• WHAT NEEDS TO BE DONE
Below is a block of records. Copy every line in it that contains the word "type".

• MATERIAL
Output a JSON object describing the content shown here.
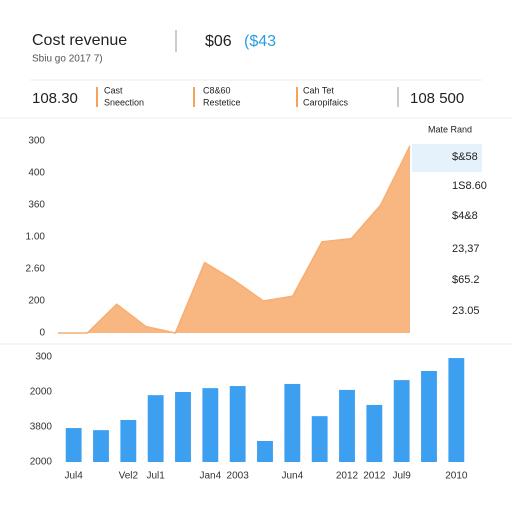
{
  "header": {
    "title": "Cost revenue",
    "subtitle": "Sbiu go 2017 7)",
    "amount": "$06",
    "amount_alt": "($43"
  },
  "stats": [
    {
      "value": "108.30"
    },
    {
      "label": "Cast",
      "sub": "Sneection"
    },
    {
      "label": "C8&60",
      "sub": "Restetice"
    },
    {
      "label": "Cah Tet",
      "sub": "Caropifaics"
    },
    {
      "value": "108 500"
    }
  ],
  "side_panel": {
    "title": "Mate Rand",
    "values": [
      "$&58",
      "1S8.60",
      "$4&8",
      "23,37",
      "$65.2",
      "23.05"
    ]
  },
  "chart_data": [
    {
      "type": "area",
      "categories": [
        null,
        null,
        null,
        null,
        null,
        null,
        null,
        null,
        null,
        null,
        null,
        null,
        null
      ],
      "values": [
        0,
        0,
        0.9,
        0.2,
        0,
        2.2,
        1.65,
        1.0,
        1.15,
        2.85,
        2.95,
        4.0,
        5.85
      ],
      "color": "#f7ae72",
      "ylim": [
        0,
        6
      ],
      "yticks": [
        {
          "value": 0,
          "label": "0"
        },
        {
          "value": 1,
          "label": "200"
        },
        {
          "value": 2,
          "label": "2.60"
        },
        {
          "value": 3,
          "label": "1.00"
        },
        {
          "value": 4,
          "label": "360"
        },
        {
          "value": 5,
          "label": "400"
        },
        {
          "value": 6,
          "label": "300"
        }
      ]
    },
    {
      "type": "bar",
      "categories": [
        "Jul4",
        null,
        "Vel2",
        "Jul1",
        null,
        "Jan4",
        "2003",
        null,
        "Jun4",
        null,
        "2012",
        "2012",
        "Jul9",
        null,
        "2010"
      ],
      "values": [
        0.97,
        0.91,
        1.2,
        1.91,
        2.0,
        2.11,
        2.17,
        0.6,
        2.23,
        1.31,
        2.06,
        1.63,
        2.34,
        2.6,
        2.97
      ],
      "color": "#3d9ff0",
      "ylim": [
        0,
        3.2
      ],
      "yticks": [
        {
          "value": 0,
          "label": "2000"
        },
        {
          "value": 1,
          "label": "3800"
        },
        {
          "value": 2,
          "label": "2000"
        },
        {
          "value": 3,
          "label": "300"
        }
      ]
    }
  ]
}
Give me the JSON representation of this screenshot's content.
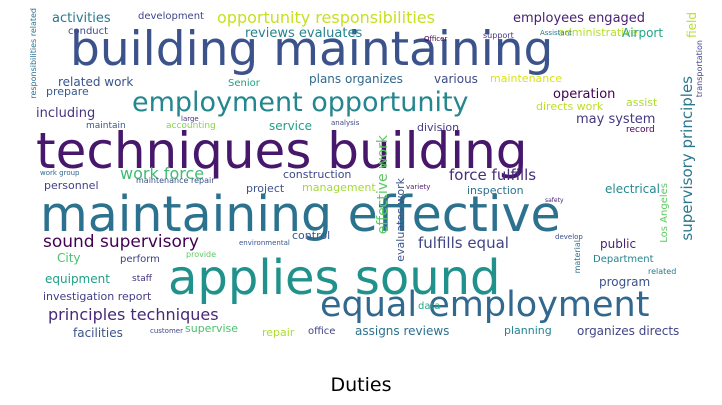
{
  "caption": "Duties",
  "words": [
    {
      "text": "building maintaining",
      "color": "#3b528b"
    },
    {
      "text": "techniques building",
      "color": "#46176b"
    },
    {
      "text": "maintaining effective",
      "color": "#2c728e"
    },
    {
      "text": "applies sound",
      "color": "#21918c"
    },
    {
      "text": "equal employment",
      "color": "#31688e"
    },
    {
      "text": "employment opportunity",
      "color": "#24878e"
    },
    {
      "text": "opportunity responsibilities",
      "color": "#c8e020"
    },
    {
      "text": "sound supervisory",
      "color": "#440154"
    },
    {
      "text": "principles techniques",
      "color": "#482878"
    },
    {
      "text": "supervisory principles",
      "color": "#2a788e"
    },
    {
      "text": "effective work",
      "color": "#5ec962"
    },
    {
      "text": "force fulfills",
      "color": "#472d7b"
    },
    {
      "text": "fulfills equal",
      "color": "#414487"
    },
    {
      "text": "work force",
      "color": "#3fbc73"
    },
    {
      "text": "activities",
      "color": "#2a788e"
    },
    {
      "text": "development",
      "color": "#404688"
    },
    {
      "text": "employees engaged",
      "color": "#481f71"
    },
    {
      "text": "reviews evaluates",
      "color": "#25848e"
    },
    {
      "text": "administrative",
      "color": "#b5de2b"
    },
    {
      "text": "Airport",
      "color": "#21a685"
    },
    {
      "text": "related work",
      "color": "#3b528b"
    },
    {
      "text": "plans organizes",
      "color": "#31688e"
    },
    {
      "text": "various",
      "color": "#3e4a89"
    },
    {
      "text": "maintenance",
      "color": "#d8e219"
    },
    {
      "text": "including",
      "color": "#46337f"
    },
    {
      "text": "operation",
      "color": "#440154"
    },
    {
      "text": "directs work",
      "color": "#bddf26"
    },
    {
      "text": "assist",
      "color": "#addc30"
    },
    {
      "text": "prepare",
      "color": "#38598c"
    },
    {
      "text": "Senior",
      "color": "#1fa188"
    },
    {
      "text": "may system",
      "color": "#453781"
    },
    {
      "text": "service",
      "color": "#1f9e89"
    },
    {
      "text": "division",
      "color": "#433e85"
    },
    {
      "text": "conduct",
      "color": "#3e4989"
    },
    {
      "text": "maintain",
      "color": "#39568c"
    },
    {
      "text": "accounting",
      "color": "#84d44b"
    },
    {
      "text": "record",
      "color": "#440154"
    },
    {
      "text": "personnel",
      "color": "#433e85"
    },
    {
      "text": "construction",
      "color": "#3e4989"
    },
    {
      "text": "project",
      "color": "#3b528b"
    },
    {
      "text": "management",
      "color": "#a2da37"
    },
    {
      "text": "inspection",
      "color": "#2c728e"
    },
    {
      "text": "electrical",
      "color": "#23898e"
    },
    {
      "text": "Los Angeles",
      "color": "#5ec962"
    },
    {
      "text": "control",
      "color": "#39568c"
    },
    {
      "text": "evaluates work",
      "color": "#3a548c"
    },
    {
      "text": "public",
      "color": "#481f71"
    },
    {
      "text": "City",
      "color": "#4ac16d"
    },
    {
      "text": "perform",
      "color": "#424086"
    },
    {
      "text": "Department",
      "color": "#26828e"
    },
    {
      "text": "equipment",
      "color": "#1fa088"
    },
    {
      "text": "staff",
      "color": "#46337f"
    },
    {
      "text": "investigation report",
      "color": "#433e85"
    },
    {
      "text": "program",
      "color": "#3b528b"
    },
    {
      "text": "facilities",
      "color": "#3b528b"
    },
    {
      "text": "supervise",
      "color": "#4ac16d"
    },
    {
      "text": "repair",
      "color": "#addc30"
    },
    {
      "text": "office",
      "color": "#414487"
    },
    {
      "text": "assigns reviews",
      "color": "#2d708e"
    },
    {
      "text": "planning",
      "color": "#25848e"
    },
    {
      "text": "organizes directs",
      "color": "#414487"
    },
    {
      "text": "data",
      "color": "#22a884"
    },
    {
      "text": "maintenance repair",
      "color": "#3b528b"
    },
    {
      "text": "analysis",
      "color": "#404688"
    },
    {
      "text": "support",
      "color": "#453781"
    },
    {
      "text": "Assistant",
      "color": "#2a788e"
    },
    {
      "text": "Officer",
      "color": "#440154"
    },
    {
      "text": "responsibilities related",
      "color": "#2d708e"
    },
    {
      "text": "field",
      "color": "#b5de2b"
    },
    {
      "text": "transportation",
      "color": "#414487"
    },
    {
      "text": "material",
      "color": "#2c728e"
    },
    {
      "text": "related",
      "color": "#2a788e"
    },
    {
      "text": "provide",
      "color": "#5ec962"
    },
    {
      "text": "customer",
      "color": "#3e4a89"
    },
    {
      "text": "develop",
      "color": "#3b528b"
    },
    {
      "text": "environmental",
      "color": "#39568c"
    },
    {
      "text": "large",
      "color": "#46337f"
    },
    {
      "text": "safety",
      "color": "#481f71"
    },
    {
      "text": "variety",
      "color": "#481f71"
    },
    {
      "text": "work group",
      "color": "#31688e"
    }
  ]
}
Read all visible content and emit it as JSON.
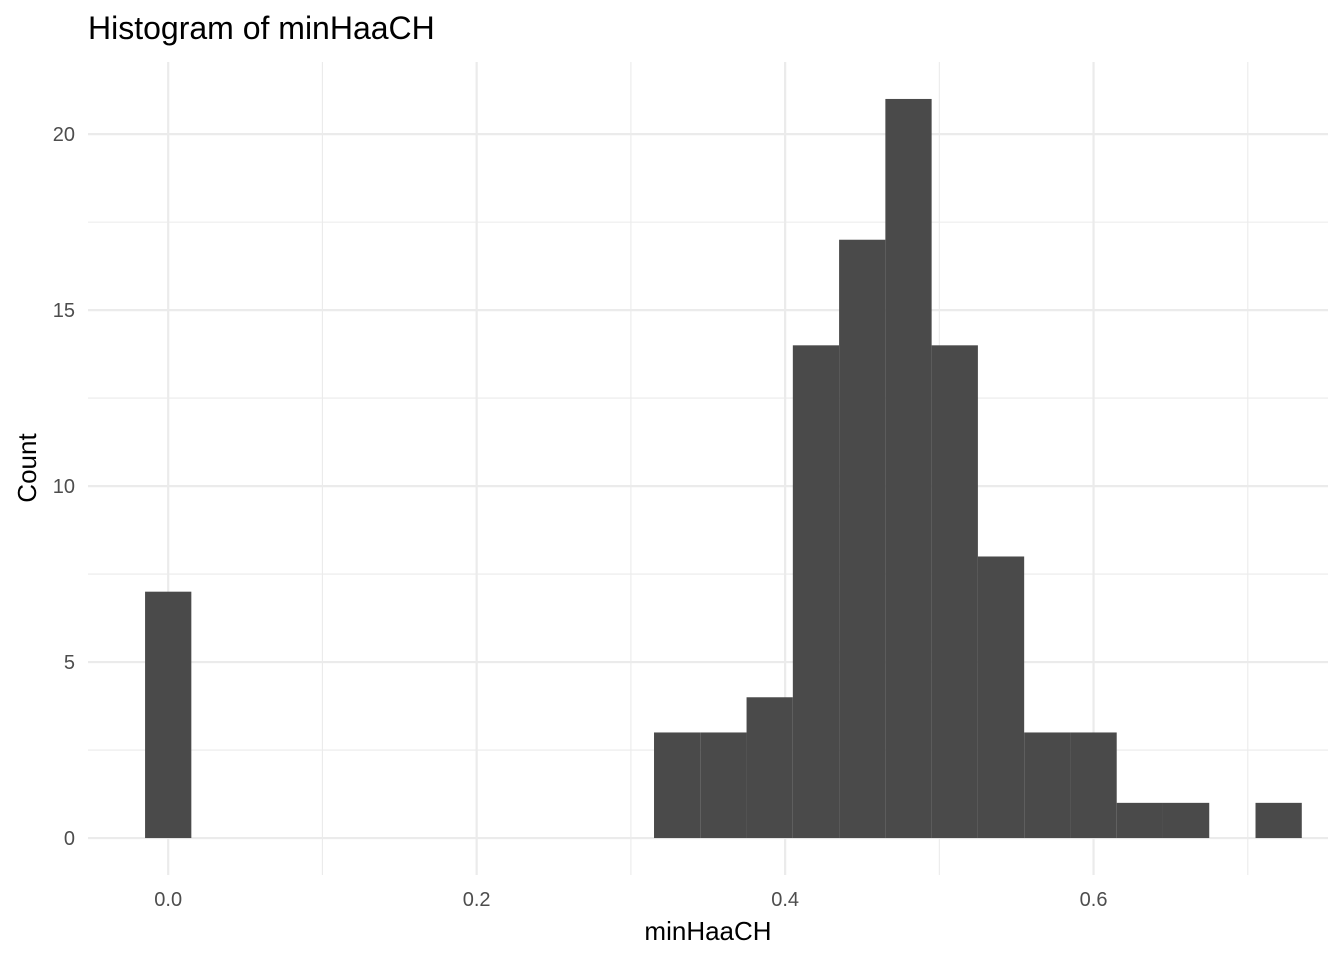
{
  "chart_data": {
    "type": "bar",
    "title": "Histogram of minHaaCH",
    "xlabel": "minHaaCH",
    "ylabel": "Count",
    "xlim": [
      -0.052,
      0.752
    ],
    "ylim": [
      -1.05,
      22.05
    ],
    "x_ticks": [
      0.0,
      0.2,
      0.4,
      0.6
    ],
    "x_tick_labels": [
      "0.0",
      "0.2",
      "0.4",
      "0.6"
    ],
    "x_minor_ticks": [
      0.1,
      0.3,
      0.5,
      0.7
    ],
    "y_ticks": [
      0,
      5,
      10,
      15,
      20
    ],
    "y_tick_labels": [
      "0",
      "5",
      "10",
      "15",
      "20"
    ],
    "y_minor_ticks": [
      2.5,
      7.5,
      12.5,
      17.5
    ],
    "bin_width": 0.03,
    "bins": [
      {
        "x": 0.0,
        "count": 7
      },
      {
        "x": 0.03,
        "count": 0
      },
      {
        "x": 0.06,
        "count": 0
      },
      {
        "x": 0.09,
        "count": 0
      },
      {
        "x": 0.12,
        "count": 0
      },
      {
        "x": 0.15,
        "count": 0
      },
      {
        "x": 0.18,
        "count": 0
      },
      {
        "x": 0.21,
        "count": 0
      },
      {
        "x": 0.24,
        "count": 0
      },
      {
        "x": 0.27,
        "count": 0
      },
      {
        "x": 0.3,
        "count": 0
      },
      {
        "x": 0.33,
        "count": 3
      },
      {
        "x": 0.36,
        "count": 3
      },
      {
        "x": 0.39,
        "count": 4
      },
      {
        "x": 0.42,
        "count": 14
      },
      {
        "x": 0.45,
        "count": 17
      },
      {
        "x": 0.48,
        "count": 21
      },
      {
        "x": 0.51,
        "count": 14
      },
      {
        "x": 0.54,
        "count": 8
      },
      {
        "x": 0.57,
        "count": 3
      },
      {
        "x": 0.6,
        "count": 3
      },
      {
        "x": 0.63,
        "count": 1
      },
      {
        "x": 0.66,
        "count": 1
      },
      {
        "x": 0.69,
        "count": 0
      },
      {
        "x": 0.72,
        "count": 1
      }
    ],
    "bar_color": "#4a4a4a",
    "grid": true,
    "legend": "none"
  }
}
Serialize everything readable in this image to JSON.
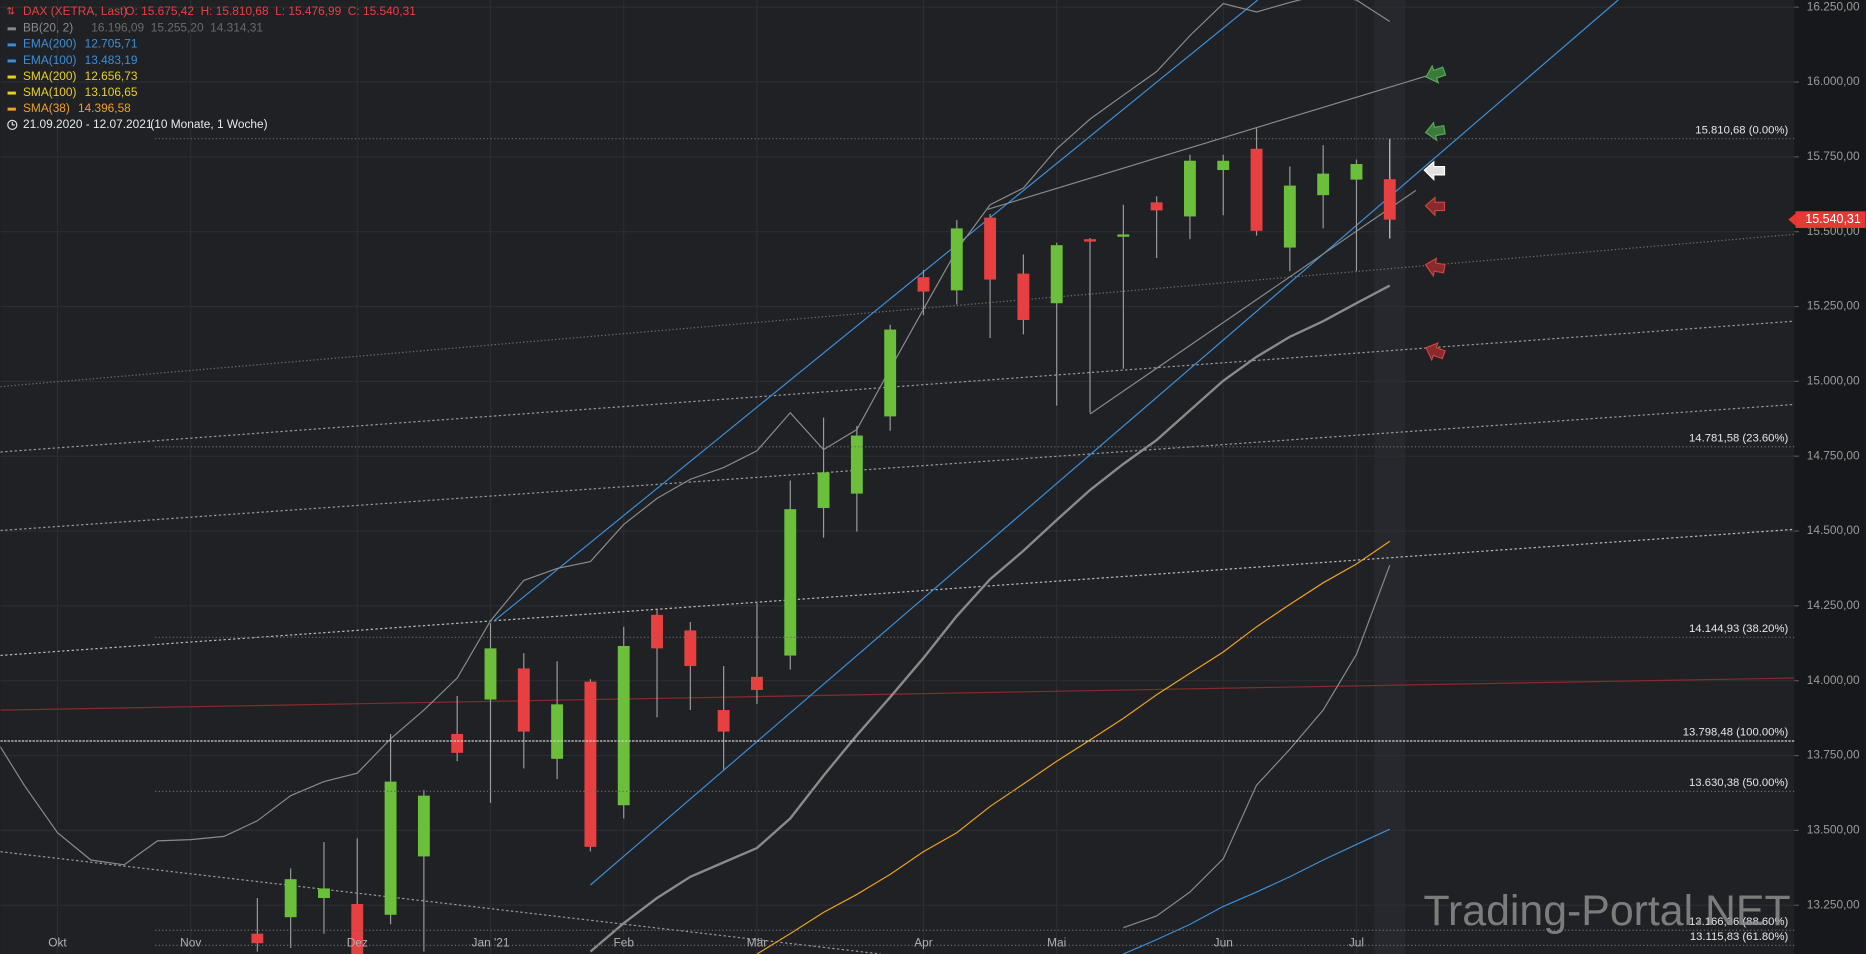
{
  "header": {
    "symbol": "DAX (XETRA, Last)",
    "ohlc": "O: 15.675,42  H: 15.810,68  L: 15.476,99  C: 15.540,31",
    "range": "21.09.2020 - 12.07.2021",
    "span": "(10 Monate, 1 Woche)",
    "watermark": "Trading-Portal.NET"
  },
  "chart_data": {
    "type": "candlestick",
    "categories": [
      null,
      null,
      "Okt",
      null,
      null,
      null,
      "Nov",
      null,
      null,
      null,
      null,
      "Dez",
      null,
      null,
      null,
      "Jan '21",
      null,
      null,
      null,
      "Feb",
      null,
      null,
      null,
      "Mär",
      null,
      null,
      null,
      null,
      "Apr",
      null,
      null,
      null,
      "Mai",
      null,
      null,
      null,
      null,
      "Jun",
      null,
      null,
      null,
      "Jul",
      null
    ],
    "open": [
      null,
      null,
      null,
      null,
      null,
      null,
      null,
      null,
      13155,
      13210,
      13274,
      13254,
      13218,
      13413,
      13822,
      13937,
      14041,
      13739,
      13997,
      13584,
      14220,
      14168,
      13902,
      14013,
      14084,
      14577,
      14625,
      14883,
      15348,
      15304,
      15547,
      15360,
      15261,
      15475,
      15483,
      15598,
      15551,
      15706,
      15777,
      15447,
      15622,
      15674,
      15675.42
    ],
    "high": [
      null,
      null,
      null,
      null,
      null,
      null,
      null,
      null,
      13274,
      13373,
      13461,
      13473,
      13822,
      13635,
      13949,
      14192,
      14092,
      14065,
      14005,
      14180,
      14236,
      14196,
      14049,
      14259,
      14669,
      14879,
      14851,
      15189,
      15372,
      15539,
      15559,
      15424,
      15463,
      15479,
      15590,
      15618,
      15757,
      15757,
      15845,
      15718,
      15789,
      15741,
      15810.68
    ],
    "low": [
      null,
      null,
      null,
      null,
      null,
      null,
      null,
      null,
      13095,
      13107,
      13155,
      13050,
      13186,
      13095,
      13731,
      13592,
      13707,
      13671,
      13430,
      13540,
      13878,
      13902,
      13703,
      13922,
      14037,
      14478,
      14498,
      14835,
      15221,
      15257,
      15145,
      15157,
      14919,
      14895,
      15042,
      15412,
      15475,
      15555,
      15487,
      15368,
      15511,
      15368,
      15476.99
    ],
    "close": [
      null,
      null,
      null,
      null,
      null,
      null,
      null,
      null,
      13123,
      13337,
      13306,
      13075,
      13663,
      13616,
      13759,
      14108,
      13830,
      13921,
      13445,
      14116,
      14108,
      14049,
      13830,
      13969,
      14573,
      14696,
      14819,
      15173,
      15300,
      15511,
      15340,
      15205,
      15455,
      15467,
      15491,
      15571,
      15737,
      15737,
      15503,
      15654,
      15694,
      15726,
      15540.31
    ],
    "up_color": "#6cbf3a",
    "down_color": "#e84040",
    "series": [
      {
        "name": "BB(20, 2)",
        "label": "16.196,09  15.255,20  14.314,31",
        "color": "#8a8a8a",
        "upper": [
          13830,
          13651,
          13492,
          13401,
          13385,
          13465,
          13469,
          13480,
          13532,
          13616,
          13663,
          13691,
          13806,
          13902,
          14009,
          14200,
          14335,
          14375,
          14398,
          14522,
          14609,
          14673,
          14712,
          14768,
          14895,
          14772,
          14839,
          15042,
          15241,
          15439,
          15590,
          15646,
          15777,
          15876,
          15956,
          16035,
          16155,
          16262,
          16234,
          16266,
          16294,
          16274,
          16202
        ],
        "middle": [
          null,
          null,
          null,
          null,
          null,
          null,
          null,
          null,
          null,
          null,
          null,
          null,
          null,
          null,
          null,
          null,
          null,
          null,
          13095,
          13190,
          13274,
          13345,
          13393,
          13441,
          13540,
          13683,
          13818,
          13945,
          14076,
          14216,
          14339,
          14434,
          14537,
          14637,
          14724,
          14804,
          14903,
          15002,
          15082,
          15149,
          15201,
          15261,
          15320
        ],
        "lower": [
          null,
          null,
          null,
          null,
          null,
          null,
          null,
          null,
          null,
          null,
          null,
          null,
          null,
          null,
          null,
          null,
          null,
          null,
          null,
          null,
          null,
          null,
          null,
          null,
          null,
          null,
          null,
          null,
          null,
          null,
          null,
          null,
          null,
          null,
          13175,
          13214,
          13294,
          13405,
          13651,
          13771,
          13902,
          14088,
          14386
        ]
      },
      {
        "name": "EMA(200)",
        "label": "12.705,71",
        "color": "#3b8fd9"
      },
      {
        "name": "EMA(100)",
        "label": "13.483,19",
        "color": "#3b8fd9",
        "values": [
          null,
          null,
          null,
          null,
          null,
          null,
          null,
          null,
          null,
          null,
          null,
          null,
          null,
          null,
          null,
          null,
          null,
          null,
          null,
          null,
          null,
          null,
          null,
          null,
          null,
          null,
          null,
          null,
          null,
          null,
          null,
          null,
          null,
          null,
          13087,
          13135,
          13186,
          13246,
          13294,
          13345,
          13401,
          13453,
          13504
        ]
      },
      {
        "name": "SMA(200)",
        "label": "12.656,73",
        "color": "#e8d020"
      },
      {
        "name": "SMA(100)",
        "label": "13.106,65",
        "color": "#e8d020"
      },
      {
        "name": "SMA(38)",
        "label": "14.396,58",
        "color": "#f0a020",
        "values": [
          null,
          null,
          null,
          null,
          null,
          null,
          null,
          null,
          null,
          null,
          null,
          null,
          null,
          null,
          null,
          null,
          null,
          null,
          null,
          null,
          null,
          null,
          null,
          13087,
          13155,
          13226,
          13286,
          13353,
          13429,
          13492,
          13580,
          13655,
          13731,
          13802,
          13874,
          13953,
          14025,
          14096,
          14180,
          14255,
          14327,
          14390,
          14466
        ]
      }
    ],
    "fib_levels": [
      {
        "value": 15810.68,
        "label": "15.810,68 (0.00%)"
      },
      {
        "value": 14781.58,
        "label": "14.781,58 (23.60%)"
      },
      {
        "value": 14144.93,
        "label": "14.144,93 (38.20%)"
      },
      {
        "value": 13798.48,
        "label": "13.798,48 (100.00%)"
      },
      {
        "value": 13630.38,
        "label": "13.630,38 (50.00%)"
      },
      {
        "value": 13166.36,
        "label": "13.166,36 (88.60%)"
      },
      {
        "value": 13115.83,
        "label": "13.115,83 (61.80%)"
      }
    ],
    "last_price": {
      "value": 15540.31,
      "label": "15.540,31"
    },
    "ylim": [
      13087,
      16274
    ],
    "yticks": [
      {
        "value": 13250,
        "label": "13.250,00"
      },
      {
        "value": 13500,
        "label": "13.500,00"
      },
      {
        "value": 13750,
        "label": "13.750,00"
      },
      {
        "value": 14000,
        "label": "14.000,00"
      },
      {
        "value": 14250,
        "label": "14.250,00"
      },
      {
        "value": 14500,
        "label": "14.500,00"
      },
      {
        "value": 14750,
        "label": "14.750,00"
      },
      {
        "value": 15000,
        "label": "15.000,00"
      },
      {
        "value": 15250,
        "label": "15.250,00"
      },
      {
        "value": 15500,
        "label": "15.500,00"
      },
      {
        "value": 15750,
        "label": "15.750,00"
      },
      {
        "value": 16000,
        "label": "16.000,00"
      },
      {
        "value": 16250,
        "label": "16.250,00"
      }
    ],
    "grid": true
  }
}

• EXERCISE RESULT
      "type": "area",
      "type": "bar",
    "type": "bar",
    "type": "candlestick",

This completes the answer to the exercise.